* Required actions
(a) From the thread on hearing sounds above 20k, list every musical instrument it names.
(b) Using the thread on hearing sounds above 20k, mark each statement yes or no, and quote the words that settle it: (i) Oohashi's gamelan recording had a bandwidth of 60 kHz. (ii) The Oohashi piece ran in the scientific paper section of the journal. (iii) Mics with a frequency response above 20k are now widely used.
(c) In the thread on hearing sounds above 20k, write out the passage that begins at the words "1. There is" and stops after "cymbals, gamelan, etc.".

That's my thinking too.


----------



## Kal Rubinson

Oohashi's work has never been replicated by others.


----------



## AudioPost

Lumen said:


> Oohashi and his colleagues recorded gamelan to a bandwidth of 60 kHz, and played back the recording to listeners through a speaker system with an extra tweeter for the range above 26 kHz.


Unfortunately, your reference #2 is not actually a reference. That Oohashi "paper" has caused no end of problems over the years. Note that I put the word "paper" in quotes. It was written just like other scientific papers and originally published in a recognised scientific journal. So far so good but the next bit is what's caused all the problems: It was not actually a scientific paper and it was not published as a scientific paper! It was an advert and it was published in the advertisement section of the journal, not the actual scientific paper section! That extra tweeter/amp combo referred to, is the product Oohashi developed and manufactured and was trying to sell. It was an extremely elaborate and clever bit of advertising, so convincing that it's been referenced and quoted countless times as an actual scientific paper, even by other impartial respected scientists and experts, let alone by industry marketing depts with vested interests in their own ultrasonic products.

To address some of the other points: 

1. There is not, AFAIK, data on the >20k content of all instruments but i have seen data for some of them. Violin for example was about 4% of it's total frequency output being above 20k. Some instruments, particularly metallic, struck instruments can have significant ultrasonic content; cymbals, gamelan, etc.

2. Until relatively recently, all studio and music recording mics' frequency response rolled off dramatically at or below 20k. There are now some with higher freq response (as high as 50k in some cases) but they're still not widely used.

3. All the evidence supports an extreme limit of 22k for human hearing, with a practical limit of 20k still being at least 2k higher than 99.9% of the adult population can detect. Despite countless studies/tests spanning decades, there is still no reliable evidence to the contrary (bearing in mind Oohashi does not qualify as _reliable_ evidence).

* Dataset rows
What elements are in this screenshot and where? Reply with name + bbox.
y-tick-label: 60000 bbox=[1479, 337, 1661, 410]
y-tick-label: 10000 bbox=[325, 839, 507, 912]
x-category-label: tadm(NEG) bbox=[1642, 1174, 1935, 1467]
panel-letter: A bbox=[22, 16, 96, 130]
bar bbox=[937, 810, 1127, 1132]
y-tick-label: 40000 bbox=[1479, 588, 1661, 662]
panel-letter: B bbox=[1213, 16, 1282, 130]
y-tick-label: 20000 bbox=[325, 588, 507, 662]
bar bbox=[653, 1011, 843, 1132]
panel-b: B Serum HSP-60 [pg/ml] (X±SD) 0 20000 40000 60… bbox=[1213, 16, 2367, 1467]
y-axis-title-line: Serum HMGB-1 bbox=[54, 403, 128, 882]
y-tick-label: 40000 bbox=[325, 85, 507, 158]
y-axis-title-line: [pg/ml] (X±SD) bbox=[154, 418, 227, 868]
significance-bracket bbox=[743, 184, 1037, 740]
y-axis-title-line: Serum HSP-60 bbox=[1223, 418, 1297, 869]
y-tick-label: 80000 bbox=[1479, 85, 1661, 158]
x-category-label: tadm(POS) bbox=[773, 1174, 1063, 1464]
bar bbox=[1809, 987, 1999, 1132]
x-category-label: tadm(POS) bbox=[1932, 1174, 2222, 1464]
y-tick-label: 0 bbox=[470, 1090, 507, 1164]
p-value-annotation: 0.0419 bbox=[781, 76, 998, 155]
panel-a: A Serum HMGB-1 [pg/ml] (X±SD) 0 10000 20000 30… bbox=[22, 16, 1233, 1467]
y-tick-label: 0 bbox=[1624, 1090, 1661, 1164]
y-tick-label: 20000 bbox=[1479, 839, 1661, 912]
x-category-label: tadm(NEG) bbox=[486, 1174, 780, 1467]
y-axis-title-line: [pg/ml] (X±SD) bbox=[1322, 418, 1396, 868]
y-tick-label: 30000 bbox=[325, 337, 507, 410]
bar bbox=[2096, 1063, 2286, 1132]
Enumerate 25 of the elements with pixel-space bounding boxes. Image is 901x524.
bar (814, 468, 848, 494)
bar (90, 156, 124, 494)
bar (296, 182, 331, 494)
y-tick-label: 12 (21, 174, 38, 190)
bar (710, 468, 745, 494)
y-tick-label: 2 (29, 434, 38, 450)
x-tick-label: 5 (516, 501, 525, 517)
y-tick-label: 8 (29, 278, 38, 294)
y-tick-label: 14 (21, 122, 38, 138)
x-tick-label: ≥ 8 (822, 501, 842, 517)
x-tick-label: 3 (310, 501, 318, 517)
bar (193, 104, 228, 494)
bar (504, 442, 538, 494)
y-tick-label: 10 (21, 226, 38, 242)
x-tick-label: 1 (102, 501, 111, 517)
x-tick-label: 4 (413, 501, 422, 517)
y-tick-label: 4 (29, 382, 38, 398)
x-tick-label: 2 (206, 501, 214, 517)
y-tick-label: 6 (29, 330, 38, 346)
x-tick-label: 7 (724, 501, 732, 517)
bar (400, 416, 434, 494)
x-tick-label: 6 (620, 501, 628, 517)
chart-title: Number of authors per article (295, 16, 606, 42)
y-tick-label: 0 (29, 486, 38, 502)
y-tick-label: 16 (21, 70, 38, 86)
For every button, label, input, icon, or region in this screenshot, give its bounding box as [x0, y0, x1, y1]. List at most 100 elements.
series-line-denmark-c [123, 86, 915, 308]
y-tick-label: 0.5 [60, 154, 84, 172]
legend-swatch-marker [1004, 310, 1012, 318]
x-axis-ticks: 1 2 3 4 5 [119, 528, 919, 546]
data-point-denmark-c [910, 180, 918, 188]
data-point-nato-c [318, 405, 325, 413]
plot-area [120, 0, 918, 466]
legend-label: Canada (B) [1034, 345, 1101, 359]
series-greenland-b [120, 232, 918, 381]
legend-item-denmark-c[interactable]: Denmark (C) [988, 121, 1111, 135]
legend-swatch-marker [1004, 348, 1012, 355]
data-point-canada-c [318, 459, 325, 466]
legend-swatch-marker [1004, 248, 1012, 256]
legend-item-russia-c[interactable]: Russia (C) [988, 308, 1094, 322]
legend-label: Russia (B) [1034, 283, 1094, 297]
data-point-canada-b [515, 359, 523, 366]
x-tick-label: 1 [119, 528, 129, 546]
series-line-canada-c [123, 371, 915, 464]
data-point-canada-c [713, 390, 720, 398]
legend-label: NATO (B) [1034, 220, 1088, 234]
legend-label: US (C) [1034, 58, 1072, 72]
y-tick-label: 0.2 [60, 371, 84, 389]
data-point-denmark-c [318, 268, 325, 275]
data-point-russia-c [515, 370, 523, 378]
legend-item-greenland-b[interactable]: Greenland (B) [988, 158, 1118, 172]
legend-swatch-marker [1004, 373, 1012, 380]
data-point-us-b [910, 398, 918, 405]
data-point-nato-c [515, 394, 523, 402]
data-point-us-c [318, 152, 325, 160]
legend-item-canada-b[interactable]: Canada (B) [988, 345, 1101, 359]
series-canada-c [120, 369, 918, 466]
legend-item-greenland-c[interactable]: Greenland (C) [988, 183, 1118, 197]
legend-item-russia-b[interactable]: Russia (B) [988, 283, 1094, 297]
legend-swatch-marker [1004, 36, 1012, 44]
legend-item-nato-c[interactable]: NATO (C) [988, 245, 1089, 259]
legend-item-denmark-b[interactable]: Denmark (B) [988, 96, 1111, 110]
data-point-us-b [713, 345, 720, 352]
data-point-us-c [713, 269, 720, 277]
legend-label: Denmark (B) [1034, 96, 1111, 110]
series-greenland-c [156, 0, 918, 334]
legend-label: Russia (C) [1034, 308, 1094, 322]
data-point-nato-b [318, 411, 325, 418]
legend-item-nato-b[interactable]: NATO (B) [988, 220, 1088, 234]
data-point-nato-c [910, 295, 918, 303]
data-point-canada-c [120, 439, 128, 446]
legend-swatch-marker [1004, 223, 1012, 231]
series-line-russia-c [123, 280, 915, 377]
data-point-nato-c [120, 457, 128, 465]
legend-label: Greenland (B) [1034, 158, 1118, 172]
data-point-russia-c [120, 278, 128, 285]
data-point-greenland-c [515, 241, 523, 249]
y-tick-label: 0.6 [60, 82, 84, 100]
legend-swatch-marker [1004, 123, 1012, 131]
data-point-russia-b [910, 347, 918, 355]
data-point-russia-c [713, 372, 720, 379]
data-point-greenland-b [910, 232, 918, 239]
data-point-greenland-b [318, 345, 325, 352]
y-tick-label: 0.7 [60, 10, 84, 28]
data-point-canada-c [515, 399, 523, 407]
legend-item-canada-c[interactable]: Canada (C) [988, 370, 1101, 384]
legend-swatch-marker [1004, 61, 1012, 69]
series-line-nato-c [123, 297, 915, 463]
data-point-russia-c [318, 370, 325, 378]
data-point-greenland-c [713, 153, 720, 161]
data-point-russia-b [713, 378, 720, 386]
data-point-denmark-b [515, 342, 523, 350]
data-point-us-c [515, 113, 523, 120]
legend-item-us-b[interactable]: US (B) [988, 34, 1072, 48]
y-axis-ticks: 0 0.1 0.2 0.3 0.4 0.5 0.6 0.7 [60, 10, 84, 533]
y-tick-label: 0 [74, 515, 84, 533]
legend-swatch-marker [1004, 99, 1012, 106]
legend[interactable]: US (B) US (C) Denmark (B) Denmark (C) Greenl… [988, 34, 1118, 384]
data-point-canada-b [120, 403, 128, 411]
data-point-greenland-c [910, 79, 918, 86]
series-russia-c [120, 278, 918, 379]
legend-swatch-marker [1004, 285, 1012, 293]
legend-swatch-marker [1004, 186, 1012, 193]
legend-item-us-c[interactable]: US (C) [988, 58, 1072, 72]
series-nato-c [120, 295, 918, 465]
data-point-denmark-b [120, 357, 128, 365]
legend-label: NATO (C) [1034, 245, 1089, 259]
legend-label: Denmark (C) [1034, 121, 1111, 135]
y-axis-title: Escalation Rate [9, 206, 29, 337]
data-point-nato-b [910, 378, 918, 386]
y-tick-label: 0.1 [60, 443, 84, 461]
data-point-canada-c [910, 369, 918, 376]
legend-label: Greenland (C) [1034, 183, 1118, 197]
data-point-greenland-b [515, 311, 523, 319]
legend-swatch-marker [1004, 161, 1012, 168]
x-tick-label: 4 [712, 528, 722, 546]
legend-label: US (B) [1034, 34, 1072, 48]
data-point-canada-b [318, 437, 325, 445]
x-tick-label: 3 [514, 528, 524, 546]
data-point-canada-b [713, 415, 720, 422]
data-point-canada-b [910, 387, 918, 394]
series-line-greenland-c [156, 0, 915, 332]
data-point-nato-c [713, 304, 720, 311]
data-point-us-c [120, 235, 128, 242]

* Answers by task
(a) gamelan, violin, cymbals

(b)
(i) Yes: "Oohashi and his colleagues recorded gamelan to a bandwidth of 60 kHz"
(ii) No: "it was published in the advertisement section of the journal, not the actual scientific paper section!"
(iii) No: "they're still not widely used"

(c)
1. There is not, AFAIK, data on the >20k content of all instruments but i have seen data for some of them. Violin for example was about 4% of it's total frequency output being above 20k. Some instruments, particularly metallic, struck instruments can have significant ultrasonic content; cymbals, gamelan, etc.